[Stored entries]
+ + + + + + +
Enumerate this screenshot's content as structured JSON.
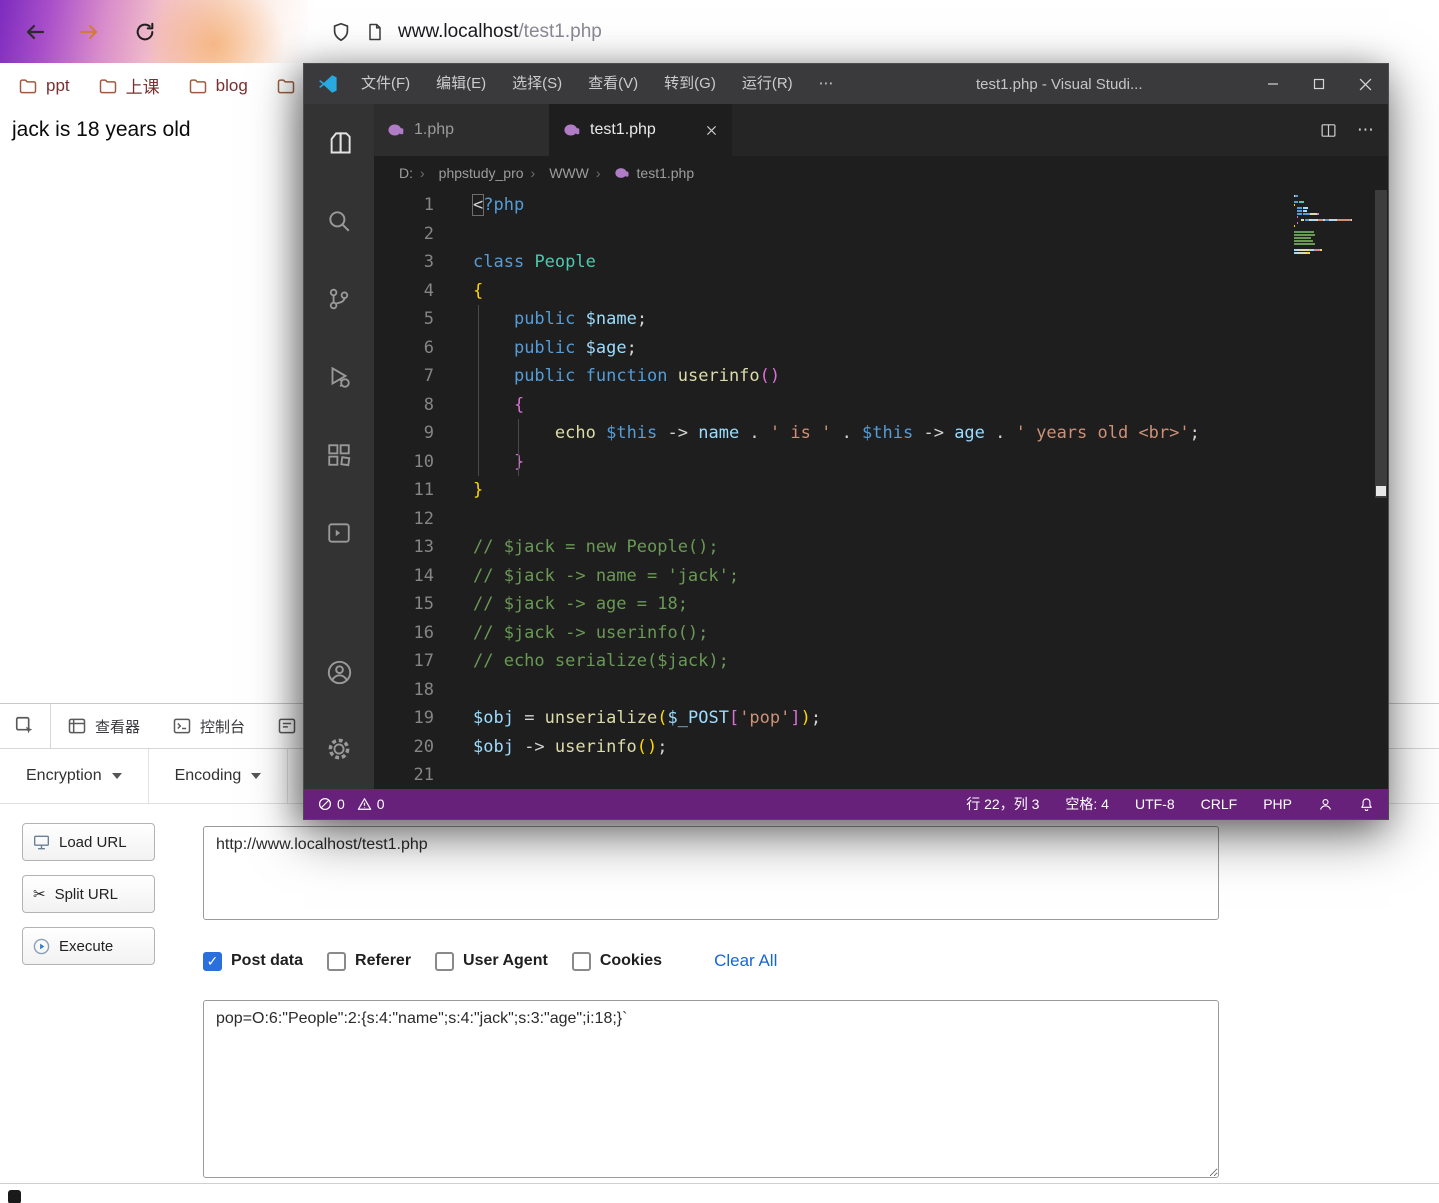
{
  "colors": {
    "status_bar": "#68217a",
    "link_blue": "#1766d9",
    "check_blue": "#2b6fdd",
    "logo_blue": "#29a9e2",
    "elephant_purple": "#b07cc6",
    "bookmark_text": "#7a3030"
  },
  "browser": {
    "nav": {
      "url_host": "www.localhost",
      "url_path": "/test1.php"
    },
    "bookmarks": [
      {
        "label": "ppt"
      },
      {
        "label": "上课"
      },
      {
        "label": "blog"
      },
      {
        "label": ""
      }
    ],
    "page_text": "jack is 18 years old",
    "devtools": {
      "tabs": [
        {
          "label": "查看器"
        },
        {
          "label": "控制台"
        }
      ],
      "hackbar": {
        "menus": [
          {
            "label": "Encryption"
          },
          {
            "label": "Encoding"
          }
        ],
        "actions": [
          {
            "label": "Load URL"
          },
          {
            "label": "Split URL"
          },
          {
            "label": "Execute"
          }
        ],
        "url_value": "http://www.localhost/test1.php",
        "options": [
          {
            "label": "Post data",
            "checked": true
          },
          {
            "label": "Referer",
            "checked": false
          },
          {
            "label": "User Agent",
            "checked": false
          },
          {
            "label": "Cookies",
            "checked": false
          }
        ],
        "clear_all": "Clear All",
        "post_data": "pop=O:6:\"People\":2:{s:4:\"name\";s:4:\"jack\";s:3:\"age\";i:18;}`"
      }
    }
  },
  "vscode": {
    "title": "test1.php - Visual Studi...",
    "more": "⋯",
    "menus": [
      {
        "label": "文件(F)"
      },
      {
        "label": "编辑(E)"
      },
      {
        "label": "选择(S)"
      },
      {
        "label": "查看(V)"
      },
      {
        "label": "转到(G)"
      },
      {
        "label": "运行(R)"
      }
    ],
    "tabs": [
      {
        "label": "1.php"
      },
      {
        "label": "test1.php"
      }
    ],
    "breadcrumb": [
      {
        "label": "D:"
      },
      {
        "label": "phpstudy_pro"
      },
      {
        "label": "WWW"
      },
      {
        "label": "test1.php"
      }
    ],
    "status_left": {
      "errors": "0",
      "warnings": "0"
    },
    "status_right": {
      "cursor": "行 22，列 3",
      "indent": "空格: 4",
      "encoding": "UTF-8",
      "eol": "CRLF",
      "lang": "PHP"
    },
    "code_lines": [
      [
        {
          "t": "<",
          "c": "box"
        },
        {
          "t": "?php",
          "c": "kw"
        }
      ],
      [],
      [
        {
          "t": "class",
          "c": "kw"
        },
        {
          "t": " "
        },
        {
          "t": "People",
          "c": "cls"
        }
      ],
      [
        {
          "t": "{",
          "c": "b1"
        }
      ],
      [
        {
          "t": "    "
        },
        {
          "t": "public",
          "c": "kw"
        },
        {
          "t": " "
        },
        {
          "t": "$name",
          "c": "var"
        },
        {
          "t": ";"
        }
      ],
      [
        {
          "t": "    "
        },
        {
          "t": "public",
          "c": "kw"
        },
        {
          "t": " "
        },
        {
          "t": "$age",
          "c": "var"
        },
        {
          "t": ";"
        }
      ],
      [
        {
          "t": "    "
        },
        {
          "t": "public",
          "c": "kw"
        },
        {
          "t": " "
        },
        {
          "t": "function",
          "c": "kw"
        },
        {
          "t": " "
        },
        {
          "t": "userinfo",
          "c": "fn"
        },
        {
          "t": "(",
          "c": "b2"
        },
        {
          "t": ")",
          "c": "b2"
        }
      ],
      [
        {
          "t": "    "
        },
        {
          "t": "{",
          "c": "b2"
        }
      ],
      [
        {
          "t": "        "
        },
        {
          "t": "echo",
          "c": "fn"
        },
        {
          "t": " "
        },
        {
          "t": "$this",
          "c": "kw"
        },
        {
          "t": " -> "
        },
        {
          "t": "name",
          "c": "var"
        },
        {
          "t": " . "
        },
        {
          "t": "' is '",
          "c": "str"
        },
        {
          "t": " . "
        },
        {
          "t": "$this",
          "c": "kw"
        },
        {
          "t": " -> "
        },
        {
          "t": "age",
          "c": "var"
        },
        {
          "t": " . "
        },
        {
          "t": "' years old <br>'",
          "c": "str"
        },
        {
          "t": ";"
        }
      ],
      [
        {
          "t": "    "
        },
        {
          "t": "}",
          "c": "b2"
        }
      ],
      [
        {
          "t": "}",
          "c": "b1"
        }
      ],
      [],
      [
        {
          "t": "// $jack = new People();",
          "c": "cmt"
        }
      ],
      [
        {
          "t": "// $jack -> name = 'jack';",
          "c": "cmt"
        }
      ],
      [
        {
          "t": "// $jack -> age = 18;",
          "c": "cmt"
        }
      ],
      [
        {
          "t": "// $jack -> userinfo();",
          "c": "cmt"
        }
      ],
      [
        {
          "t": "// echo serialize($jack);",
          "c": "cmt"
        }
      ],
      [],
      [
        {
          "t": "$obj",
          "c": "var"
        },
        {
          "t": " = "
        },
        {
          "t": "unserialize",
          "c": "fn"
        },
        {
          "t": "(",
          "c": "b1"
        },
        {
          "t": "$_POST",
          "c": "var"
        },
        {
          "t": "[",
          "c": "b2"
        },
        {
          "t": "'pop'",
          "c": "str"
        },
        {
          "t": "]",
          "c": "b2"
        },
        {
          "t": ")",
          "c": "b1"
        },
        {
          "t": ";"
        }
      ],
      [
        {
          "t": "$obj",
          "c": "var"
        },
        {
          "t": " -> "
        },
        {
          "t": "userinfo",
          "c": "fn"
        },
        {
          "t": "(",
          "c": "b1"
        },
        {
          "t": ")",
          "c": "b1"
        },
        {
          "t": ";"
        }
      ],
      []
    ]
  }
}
+ + + + + + +
What you are asked to do:
Copy all the data exactly as written, but skip any picture.

Reply:
Enumerate this screenshot's content as structured JSON.
{
  "colors": {
    "status_bar": "#68217a",
    "link_blue": "#1766d9",
    "check_blue": "#2b6fdd",
    "logo_blue": "#29a9e2",
    "elephant_purple": "#b07cc6",
    "bookmark_text": "#7a3030"
  },
  "browser": {
    "nav": {
      "url_host": "www.localhost",
      "url_path": "/test1.php"
    },
    "bookmarks": [
      {
        "label": "ppt"
      },
      {
        "label": "上课"
      },
      {
        "label": "blog"
      },
      {
        "label": ""
      }
    ],
    "page_text": "jack is 18 years old",
    "devtools": {
      "tabs": [
        {
          "label": "查看器"
        },
        {
          "label": "控制台"
        }
      ],
      "hackbar": {
        "menus": [
          {
            "label": "Encryption"
          },
          {
            "label": "Encoding"
          }
        ],
        "actions": [
          {
            "label": "Load URL"
          },
          {
            "label": "Split URL"
          },
          {
            "label": "Execute"
          }
        ],
        "url_value": "http://www.localhost/test1.php",
        "options": [
          {
            "label": "Post data",
            "checked": true
          },
          {
            "label": "Referer",
            "checked": false
          },
          {
            "label": "User Agent",
            "checked": false
          },
          {
            "label": "Cookies",
            "checked": false
          }
        ],
        "clear_all": "Clear All",
        "post_data": "pop=O:6:\"People\":2:{s:4:\"name\";s:4:\"jack\";s:3:\"age\";i:18;}`"
      }
    }
  },
  "vscode": {
    "title": "test1.php - Visual Studi...",
    "more": "⋯",
    "menus": [
      {
        "label": "文件(F)"
      },
      {
        "label": "编辑(E)"
      },
      {
        "label": "选择(S)"
      },
      {
        "label": "查看(V)"
      },
      {
        "label": "转到(G)"
      },
      {
        "label": "运行(R)"
      }
    ],
    "tabs": [
      {
        "label": "1.php"
      },
      {
        "label": "test1.php"
      }
    ],
    "breadcrumb": [
      {
        "label": "D:"
      },
      {
        "label": "phpstudy_pro"
      },
      {
        "label": "WWW"
      },
      {
        "label": "test1.php"
      }
    ],
    "status_left": {
      "errors": "0",
      "warnings": "0"
    },
    "status_right": {
      "cursor": "行 22，列 3",
      "indent": "空格: 4",
      "encoding": "UTF-8",
      "eol": "CRLF",
      "lang": "PHP"
    },
    "code_lines": [
      [
        {
          "t": "<",
          "c": "box"
        },
        {
          "t": "?php",
          "c": "kw"
        }
      ],
      [],
      [
        {
          "t": "class",
          "c": "kw"
        },
        {
          "t": " "
        },
        {
          "t": "People",
          "c": "cls"
        }
      ],
      [
        {
          "t": "{",
          "c": "b1"
        }
      ],
      [
        {
          "t": "    "
        },
        {
          "t": "public",
          "c": "kw"
        },
        {
          "t": " "
        },
        {
          "t": "$name",
          "c": "var"
        },
        {
          "t": ";"
        }
      ],
      [
        {
          "t": "    "
        },
        {
          "t": "public",
          "c": "kw"
        },
        {
          "t": " "
        },
        {
          "t": "$age",
          "c": "var"
        },
        {
          "t": ";"
        }
      ],
      [
        {
          "t": "    "
        },
        {
          "t": "public",
          "c": "kw"
        },
        {
          "t": " "
        },
        {
          "t": "function",
          "c": "kw"
        },
        {
          "t": " "
        },
        {
          "t": "userinfo",
          "c": "fn"
        },
        {
          "t": "(",
          "c": "b2"
        },
        {
          "t": ")",
          "c": "b2"
        }
      ],
      [
        {
          "t": "    "
        },
        {
          "t": "{",
          "c": "b2"
        }
      ],
      [
        {
          "t": "        "
        },
        {
          "t": "echo",
          "c": "fn"
        },
        {
          "t": " "
        },
        {
          "t": "$this",
          "c": "kw"
        },
        {
          "t": " -> "
        },
        {
          "t": "name",
          "c": "var"
        },
        {
          "t": " . "
        },
        {
          "t": "' is '",
          "c": "str"
        },
        {
          "t": " . "
        },
        {
          "t": "$this",
          "c": "kw"
        },
        {
          "t": " -> "
        },
        {
          "t": "age",
          "c": "var"
        },
        {
          "t": " . "
        },
        {
          "t": "' years old <br>'",
          "c": "str"
        },
        {
          "t": ";"
        }
      ],
      [
        {
          "t": "    "
        },
        {
          "t": "}",
          "c": "b2"
        }
      ],
      [
        {
          "t": "}",
          "c": "b1"
        }
      ],
      [],
      [
        {
          "t": "// $jack = new People();",
          "c": "cmt"
        }
      ],
      [
        {
          "t": "// $jack -> name = 'jack';",
          "c": "cmt"
        }
      ],
      [
        {
          "t": "// $jack -> age = 18;",
          "c": "cmt"
        }
      ],
      [
        {
          "t": "// $jack -> userinfo();",
          "c": "cmt"
        }
      ],
      [
        {
          "t": "// echo serialize($jack);",
          "c": "cmt"
        }
      ],
      [],
      [
        {
          "t": "$obj",
          "c": "var"
        },
        {
          "t": " = "
        },
        {
          "t": "unserialize",
          "c": "fn"
        },
        {
          "t": "(",
          "c": "b1"
        },
        {
          "t": "$_POST",
          "c": "var"
        },
        {
          "t": "[",
          "c": "b2"
        },
        {
          "t": "'pop'",
          "c": "str"
        },
        {
          "t": "]",
          "c": "b2"
        },
        {
          "t": ")",
          "c": "b1"
        },
        {
          "t": ";"
        }
      ],
      [
        {
          "t": "$obj",
          "c": "var"
        },
        {
          "t": " -> "
        },
        {
          "t": "userinfo",
          "c": "fn"
        },
        {
          "t": "(",
          "c": "b1"
        },
        {
          "t": ")",
          "c": "b1"
        },
        {
          "t": ";"
        }
      ],
      []
    ]
  }
}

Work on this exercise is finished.